— START RECORDS FOR THIS TASK —

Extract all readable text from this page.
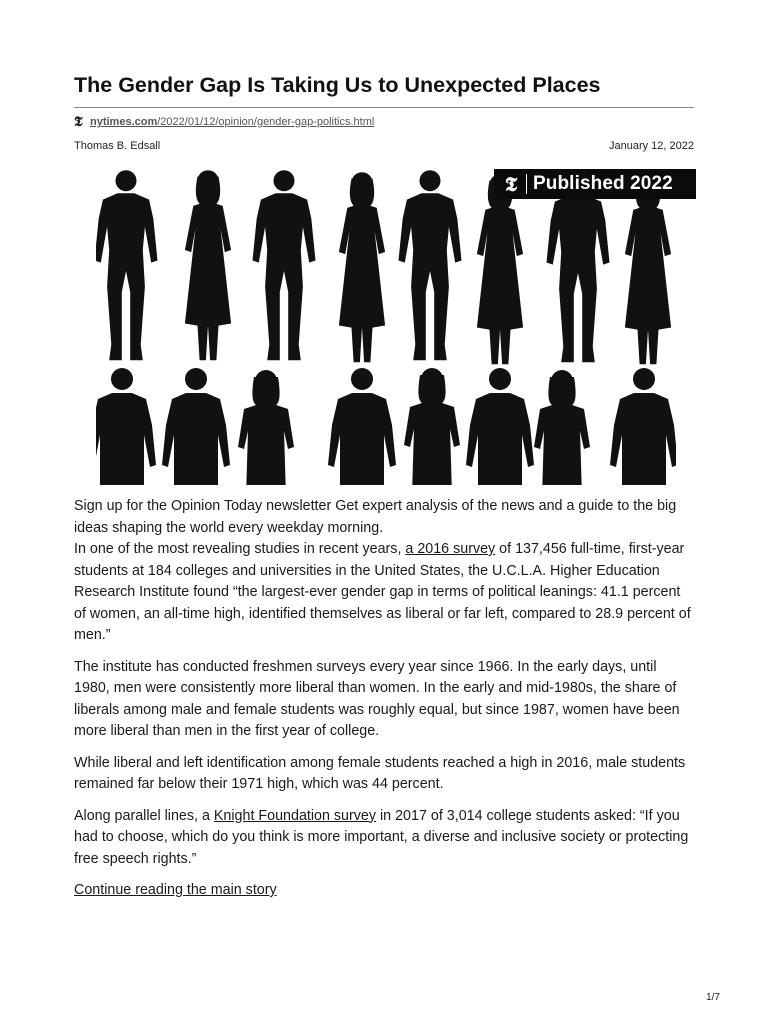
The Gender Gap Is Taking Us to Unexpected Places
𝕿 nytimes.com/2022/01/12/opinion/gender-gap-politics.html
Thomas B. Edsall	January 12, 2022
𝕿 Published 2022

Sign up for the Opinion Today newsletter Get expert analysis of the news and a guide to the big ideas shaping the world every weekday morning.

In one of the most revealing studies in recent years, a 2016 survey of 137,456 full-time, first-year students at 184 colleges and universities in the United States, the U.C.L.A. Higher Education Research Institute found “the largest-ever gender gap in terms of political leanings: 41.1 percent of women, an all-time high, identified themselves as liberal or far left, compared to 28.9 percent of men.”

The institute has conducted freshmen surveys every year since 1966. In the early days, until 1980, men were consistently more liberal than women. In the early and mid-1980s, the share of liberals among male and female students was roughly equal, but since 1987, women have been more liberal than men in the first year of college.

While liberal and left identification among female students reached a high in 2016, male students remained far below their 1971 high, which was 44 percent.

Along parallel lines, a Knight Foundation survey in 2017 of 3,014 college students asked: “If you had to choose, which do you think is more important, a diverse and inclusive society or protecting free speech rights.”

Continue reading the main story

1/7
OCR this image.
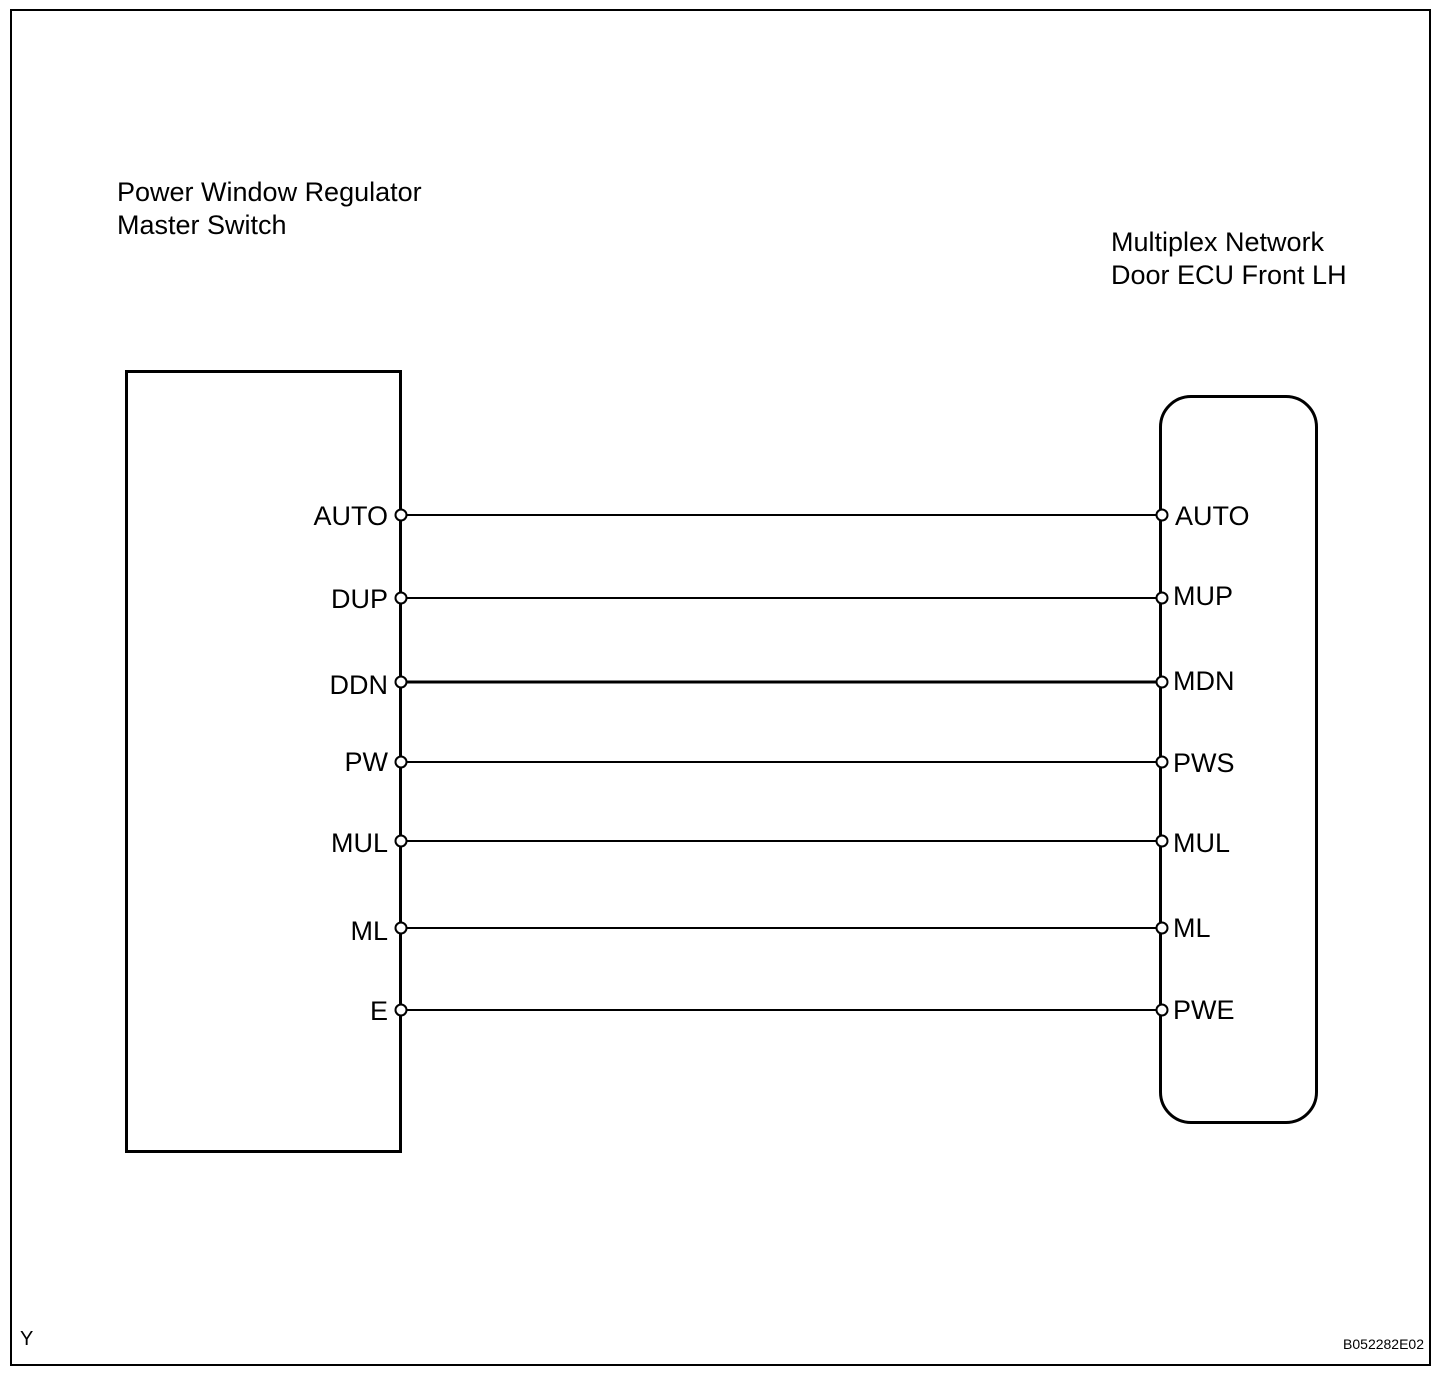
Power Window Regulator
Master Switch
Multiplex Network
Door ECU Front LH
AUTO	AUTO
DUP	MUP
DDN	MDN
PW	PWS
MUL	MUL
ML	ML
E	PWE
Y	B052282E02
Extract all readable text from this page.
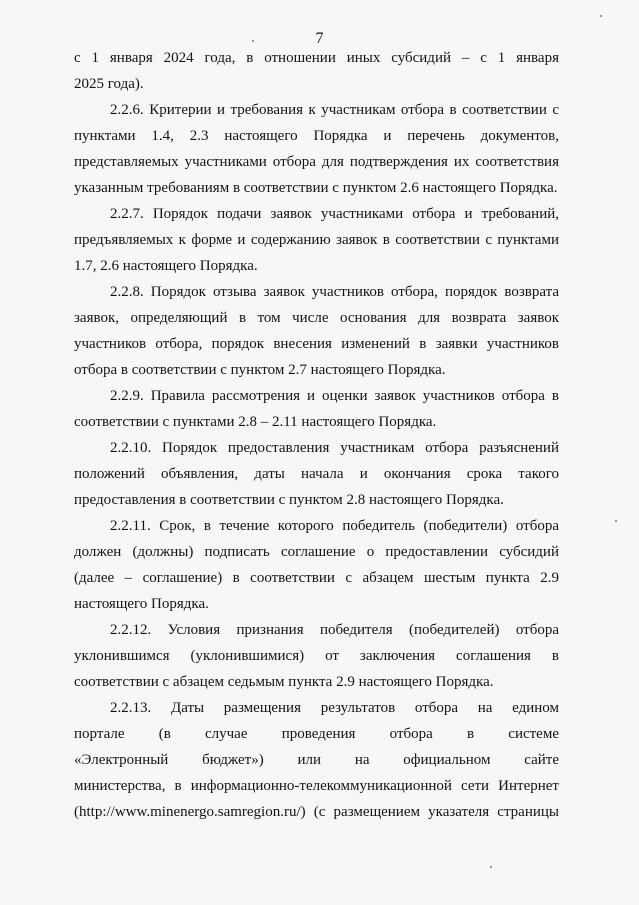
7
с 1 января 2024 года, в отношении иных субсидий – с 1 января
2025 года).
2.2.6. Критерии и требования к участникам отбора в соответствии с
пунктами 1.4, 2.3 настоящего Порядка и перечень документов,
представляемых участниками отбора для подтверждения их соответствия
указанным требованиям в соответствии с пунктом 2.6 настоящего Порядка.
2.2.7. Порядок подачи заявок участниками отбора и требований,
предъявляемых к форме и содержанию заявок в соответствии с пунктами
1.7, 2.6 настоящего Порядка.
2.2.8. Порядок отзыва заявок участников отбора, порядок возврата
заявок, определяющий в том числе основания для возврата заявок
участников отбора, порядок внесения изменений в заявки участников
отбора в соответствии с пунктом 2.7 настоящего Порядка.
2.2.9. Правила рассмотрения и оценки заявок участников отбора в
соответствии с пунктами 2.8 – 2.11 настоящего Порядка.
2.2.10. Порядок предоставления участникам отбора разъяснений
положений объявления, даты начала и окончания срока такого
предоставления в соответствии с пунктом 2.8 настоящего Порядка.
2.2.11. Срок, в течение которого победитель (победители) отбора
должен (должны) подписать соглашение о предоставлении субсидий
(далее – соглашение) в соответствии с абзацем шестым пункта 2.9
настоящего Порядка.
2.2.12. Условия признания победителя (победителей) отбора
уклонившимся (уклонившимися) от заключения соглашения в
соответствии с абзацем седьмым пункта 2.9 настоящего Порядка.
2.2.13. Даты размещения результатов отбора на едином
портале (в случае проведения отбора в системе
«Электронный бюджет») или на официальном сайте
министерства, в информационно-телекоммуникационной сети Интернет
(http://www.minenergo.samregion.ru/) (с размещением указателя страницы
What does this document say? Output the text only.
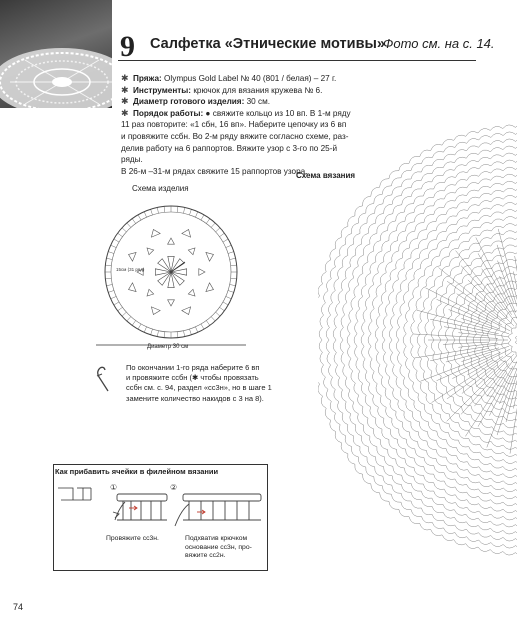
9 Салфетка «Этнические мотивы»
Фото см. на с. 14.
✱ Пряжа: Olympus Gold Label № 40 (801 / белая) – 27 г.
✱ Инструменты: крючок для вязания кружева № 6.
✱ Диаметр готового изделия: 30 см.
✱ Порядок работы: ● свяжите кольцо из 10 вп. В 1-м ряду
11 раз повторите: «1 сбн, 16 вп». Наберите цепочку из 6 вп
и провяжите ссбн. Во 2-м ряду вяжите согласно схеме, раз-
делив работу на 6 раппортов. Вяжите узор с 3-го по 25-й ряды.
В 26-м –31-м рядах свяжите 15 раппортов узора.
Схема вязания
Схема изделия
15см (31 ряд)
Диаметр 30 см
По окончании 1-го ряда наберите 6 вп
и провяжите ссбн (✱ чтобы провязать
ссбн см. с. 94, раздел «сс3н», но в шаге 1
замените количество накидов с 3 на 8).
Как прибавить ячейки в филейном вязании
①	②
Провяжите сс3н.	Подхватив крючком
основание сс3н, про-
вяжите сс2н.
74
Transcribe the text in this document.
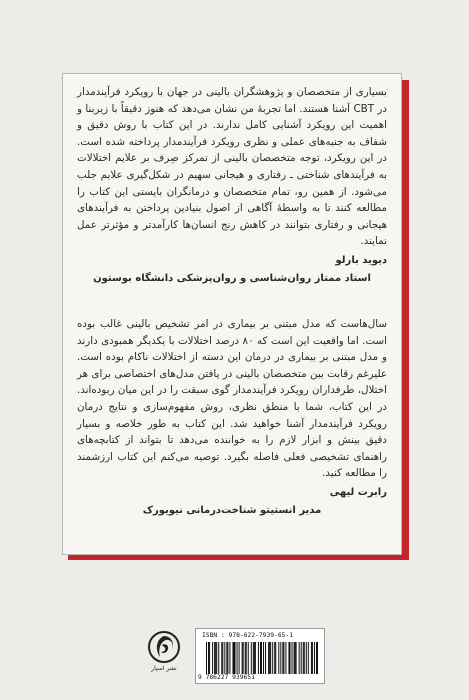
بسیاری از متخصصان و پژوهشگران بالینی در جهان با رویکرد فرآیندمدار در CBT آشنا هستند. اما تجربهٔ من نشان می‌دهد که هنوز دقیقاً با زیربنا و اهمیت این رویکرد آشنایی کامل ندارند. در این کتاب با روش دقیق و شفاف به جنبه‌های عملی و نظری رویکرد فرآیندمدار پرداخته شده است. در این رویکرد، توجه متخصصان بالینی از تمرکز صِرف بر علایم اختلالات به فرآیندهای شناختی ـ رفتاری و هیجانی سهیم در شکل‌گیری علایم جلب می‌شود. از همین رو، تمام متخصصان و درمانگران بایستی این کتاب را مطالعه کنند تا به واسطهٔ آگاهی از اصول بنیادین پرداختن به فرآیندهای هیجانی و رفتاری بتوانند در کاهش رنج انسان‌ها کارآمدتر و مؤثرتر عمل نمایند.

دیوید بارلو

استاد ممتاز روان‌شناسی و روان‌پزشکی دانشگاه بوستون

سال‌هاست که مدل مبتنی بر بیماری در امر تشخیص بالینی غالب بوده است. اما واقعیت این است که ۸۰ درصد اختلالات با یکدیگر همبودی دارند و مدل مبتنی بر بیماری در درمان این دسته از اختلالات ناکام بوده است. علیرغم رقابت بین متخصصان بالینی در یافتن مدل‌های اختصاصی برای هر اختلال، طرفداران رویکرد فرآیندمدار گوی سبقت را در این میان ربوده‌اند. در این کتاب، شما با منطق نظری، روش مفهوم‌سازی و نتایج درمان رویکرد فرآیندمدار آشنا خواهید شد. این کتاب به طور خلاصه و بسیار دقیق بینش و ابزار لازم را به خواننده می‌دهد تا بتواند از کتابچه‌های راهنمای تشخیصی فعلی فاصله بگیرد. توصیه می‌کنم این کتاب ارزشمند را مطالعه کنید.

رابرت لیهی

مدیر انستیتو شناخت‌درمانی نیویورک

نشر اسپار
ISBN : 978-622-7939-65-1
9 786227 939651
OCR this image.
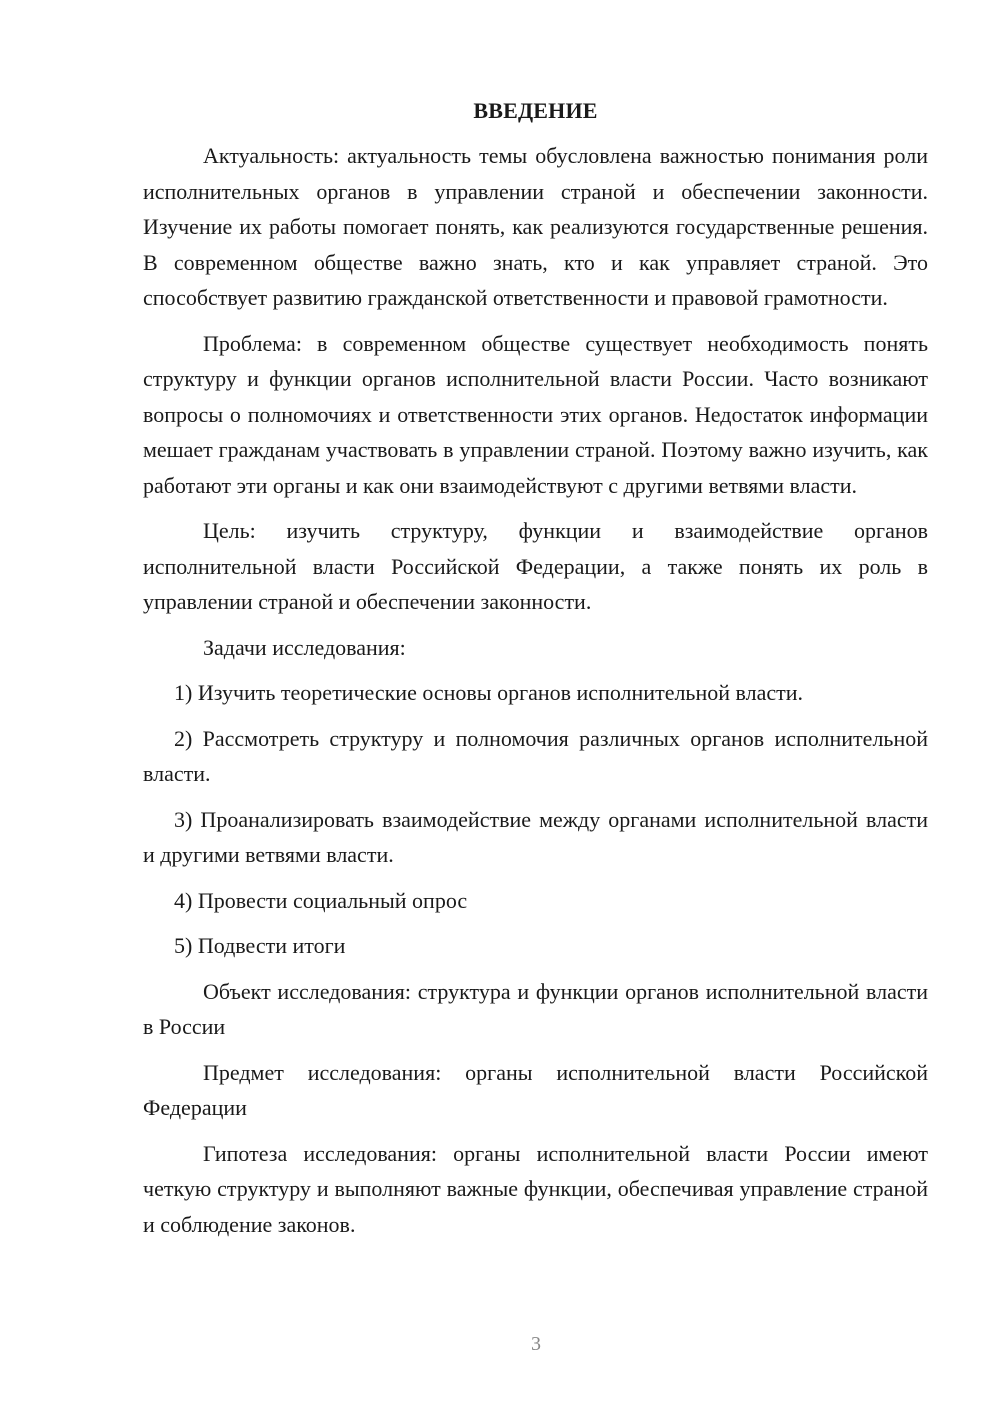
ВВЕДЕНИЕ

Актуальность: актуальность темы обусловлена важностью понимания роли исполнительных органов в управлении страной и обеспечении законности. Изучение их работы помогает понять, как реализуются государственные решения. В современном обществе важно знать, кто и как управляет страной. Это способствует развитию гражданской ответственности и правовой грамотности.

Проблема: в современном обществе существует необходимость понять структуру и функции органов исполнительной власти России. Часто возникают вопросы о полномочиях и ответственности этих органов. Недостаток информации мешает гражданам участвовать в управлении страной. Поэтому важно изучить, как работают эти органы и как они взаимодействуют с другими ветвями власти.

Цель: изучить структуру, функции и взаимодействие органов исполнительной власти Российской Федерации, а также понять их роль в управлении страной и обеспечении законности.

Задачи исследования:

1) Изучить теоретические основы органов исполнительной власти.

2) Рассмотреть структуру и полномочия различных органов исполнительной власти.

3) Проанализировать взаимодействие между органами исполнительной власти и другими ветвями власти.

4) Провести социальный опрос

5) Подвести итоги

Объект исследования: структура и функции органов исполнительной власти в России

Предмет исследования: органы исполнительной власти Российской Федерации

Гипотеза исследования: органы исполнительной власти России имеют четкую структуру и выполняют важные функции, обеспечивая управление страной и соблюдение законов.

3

— END RECORDS FOR THIS TASK —

SET TASK: Select every line in the material above where the string "percent" occurs, and copy it.

PROBLEM SOLUTION:
In one of the most revealing studies in recent years, a 2016 survey of 137,456 full-time, first-year students at 184 colleges and universities in the United States, the U.C.L.A. Higher Education Research Institute found “the largest-ever gender gap in terms of political leanings: 41.1 percent of women, an all-time high, identified themselves as liberal or far left, compared to 28.9 percent of men.”
While liberal and left identification among female students reached a high in 2016, male students remained far below their 1971 high, which was 44 percent.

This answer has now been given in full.